Task goal –
Copy every line that mentions the word "going".

-------- Raw data --------

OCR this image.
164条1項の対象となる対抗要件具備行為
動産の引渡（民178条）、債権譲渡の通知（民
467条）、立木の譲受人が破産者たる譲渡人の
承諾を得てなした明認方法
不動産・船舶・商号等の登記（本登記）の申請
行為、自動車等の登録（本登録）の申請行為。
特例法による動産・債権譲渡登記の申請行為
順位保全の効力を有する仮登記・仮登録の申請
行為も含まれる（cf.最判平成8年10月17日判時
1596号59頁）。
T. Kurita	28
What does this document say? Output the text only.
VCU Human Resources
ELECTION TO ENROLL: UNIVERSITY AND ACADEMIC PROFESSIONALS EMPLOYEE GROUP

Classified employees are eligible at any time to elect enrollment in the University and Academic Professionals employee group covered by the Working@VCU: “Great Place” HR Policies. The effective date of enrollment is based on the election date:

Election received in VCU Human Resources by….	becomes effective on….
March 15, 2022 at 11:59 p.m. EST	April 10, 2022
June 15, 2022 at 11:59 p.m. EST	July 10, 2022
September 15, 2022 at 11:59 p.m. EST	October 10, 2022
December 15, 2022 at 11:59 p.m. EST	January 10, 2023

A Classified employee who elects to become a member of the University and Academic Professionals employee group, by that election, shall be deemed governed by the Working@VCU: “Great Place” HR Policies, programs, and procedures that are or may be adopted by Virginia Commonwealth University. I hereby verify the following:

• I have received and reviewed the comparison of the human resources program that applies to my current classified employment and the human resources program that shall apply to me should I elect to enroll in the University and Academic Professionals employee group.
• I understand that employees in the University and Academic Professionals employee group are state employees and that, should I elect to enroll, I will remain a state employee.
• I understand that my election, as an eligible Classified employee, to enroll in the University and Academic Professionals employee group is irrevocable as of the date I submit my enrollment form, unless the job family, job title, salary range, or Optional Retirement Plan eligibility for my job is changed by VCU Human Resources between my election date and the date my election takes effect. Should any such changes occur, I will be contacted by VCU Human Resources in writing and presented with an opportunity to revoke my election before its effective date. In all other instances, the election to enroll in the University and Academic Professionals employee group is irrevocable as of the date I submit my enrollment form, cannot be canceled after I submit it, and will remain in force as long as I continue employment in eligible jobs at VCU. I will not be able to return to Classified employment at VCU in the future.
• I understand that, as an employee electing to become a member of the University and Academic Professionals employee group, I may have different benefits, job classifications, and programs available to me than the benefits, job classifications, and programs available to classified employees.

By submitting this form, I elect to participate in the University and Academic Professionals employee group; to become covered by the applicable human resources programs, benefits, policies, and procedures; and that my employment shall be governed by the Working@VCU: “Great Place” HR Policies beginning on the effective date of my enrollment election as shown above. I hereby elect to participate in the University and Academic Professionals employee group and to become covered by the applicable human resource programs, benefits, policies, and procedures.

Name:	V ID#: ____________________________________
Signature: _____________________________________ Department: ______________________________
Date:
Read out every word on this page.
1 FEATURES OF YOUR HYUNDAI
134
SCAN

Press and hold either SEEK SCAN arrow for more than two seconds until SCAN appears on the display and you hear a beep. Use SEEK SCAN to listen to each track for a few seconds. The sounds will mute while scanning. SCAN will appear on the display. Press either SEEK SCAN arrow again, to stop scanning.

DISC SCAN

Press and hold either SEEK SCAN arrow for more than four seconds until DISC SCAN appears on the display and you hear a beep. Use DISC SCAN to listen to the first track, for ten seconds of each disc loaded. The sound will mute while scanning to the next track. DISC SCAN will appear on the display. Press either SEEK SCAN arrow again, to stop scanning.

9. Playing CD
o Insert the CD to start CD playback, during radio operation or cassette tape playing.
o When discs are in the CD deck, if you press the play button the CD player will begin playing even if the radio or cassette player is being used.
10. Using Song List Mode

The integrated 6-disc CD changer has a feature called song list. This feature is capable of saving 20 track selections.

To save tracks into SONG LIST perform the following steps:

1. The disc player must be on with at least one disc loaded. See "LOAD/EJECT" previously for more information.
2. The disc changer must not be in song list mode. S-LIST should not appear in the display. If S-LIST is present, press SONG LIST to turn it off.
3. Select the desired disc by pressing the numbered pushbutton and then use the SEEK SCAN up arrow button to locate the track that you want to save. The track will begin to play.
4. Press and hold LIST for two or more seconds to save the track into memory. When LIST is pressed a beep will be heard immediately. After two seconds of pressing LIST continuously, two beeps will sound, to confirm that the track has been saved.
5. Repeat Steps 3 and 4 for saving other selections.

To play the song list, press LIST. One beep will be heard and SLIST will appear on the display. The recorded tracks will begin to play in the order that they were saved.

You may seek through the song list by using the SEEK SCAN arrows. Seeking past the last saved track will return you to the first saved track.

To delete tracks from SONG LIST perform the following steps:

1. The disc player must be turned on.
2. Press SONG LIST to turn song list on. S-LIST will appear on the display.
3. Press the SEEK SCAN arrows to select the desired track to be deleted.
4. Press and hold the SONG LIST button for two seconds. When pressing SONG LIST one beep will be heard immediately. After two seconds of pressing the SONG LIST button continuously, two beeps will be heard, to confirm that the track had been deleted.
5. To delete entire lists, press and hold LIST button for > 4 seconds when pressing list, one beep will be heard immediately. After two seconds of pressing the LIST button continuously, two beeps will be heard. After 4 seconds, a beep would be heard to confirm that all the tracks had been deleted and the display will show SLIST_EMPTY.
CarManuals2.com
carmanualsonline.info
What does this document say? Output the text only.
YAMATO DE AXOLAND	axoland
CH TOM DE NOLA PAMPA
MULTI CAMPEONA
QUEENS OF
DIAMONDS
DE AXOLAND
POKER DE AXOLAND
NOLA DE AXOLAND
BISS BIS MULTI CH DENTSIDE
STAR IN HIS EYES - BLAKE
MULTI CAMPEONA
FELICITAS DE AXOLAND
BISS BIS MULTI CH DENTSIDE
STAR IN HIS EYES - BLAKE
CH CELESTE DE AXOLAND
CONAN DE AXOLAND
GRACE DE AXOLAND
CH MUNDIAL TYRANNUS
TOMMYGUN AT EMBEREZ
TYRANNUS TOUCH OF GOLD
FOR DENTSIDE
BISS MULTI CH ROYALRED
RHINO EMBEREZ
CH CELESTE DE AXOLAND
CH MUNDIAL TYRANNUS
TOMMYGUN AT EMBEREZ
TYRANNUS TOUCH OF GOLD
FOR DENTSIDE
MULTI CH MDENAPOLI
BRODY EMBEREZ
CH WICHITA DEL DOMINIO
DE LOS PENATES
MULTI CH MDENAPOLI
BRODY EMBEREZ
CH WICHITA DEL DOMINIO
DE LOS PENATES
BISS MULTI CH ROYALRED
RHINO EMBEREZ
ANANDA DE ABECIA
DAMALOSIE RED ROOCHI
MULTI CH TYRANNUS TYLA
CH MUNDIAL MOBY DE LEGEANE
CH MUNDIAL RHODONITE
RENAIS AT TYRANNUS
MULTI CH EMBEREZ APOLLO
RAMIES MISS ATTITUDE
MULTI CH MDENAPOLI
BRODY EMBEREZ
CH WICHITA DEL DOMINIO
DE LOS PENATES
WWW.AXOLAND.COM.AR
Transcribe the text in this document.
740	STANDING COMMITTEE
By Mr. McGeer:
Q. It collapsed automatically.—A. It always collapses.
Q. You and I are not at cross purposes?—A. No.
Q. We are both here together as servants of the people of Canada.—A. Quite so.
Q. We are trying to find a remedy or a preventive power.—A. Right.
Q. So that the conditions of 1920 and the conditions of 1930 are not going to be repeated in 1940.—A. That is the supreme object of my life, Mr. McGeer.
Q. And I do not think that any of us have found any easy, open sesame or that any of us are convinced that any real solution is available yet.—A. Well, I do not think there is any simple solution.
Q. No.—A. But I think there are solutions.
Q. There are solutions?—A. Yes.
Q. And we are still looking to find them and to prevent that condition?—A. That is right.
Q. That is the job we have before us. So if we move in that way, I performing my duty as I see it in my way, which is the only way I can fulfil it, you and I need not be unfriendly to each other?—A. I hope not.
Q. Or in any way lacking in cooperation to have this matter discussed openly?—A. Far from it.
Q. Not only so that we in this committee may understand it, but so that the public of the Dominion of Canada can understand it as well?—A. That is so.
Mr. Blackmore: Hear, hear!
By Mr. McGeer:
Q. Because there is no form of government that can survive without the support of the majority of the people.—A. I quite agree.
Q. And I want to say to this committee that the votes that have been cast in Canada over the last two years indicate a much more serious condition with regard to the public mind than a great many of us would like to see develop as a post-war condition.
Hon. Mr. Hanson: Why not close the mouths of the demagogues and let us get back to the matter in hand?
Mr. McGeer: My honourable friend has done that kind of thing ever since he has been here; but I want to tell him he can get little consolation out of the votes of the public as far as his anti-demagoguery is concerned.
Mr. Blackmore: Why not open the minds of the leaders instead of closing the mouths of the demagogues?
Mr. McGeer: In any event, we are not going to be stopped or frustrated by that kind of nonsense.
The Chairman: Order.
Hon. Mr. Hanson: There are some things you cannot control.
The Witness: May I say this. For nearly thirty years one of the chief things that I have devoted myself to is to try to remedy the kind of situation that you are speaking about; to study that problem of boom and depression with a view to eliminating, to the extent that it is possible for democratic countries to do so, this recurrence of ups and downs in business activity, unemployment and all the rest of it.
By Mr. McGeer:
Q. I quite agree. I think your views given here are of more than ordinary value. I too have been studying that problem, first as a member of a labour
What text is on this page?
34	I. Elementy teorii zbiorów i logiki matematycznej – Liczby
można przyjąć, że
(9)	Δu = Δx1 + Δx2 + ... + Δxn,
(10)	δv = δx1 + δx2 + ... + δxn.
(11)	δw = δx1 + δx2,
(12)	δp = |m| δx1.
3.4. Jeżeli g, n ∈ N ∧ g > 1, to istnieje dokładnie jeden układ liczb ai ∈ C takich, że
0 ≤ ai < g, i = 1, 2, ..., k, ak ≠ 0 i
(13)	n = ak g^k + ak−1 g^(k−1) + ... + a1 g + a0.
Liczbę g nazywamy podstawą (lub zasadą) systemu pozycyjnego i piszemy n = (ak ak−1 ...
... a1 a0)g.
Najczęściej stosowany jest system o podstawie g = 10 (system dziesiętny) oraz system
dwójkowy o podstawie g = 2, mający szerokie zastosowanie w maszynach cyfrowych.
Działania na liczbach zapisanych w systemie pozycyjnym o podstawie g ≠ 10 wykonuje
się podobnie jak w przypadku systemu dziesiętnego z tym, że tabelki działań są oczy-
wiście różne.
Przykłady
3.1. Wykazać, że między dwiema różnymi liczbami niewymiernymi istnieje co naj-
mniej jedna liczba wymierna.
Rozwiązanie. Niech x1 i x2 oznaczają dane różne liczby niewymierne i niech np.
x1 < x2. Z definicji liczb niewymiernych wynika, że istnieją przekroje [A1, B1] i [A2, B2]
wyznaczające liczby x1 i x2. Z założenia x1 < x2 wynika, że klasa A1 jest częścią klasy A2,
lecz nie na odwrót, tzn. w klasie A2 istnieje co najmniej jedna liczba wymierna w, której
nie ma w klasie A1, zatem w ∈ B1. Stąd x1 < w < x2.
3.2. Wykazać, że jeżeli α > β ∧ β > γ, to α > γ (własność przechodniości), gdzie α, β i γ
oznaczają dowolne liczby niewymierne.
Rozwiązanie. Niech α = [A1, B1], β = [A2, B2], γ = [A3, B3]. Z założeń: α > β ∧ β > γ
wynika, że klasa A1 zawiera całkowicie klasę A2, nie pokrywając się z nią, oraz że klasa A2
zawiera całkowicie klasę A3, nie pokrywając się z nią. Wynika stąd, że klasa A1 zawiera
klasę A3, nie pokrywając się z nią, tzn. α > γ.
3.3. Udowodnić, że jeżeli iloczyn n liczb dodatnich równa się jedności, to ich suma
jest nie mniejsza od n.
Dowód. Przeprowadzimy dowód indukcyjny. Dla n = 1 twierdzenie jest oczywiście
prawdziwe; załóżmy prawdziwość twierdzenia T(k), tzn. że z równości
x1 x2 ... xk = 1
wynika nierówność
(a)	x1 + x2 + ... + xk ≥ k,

--------

Task response –
Q. So that the conditions of 1920 and the conditions of 1930 are not going to be repeated in 1940.—A. That is the supreme object of my life, Mr. McGeer.
Mr. McGeer: In any event, we are not going to be stopped or frustrated by that kind of nonsense.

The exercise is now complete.